* [Your instructions]: In the entries below, count the lines holding "marker". Reply with the number only.
[START OF Provided information]
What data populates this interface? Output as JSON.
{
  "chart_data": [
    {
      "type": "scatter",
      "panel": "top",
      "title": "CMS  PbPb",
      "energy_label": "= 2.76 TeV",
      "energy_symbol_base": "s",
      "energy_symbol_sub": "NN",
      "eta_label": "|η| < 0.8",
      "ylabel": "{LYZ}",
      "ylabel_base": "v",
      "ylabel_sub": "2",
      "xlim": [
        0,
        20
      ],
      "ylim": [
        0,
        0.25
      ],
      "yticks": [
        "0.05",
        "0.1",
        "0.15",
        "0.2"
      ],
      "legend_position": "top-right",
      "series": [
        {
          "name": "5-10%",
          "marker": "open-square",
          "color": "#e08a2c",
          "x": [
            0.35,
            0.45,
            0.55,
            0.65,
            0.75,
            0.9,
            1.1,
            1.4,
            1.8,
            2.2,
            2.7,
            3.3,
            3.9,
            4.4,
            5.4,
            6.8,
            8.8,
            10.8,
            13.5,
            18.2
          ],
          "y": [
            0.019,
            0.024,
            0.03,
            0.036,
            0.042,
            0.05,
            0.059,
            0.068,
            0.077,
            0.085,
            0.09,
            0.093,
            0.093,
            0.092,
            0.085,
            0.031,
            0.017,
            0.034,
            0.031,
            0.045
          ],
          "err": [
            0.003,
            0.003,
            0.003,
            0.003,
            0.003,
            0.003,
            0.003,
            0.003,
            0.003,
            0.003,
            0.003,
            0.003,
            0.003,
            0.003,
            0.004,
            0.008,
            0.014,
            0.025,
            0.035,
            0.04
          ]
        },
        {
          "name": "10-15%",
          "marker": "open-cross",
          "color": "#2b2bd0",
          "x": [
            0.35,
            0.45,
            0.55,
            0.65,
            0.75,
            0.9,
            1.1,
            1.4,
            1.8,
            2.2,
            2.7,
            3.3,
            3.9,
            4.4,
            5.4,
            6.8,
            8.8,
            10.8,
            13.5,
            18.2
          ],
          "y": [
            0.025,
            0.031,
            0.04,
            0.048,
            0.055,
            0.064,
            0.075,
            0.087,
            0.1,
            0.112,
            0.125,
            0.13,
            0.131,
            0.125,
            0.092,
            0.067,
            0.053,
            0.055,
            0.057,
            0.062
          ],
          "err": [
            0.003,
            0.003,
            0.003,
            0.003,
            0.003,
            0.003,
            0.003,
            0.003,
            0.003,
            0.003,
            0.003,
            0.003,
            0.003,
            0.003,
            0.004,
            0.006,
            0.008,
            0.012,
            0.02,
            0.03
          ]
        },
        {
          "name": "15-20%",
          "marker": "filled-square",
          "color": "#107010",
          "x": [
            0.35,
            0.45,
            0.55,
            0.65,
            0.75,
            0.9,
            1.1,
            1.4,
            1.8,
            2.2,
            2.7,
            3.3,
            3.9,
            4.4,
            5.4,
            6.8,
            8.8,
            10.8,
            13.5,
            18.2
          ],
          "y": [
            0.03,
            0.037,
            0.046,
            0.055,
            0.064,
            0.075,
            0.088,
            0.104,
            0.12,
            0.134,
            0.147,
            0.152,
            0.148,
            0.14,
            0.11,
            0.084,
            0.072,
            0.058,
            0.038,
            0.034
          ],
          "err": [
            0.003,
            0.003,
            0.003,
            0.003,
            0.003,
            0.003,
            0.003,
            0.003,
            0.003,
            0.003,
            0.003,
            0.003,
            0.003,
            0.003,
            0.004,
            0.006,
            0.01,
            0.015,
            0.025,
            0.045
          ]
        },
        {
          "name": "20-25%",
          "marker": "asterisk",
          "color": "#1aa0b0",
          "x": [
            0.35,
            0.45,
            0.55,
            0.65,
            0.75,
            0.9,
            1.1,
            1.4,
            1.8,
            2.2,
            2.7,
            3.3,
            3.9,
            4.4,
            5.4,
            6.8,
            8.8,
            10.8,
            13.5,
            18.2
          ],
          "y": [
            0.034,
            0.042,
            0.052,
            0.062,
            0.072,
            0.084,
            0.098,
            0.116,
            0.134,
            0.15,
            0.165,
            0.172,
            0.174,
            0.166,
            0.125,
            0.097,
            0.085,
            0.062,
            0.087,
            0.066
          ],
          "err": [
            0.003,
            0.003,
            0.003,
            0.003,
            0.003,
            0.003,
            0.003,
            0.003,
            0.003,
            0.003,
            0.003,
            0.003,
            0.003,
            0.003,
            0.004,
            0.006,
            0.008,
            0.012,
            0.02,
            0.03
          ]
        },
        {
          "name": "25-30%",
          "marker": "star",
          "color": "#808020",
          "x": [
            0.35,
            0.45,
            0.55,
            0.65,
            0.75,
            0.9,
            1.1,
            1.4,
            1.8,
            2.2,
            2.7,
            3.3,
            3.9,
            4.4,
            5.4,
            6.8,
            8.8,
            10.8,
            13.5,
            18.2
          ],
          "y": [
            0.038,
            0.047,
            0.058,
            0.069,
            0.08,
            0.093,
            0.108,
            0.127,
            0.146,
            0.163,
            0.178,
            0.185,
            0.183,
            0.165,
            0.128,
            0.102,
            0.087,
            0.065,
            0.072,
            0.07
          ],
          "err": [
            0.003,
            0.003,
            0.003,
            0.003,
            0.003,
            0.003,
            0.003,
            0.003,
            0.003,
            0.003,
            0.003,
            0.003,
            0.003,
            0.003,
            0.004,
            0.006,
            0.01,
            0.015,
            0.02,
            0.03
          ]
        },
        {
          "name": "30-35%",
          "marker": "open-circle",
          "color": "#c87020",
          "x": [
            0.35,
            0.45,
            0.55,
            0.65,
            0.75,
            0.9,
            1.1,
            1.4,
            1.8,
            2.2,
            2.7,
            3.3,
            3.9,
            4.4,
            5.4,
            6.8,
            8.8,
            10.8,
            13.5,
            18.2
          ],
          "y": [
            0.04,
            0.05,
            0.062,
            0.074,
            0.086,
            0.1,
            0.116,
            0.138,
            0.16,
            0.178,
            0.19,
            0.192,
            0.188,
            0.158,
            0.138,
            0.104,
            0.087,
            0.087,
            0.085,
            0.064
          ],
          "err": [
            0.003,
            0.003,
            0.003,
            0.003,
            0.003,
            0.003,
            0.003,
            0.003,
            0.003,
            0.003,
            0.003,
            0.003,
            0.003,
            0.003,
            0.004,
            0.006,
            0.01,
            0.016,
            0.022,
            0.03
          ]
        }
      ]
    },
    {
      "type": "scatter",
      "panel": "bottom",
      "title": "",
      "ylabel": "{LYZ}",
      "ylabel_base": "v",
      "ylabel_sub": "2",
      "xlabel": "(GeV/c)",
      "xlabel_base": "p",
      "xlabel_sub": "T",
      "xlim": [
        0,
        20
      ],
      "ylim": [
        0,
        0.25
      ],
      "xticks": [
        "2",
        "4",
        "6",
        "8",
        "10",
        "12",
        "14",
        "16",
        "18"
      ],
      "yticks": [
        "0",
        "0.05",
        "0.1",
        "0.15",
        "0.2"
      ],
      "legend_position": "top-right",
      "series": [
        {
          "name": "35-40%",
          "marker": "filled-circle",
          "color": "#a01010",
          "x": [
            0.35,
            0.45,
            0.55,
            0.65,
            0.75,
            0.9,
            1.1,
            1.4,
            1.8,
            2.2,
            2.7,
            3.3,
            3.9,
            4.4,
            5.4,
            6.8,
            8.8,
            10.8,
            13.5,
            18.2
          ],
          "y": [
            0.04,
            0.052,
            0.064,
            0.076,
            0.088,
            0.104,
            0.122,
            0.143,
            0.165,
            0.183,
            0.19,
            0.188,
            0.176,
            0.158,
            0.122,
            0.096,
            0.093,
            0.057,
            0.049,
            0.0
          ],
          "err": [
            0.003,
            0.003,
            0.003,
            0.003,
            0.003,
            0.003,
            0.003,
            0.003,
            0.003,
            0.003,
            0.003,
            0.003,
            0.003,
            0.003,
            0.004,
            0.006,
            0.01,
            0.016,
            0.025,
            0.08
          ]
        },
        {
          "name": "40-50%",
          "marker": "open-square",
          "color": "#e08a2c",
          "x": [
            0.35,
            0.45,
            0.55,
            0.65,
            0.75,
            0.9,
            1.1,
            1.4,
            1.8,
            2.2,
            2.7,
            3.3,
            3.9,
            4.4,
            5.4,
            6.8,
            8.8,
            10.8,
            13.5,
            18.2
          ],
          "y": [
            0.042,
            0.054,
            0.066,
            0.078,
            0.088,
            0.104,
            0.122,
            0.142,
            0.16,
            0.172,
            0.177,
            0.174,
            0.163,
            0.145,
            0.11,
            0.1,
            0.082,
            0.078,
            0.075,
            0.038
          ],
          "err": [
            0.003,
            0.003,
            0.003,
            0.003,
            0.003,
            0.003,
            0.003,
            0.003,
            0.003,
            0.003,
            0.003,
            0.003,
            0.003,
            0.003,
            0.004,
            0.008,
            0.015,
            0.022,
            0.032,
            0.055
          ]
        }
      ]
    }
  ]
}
[END OF Provided information]
* [Answer]: 8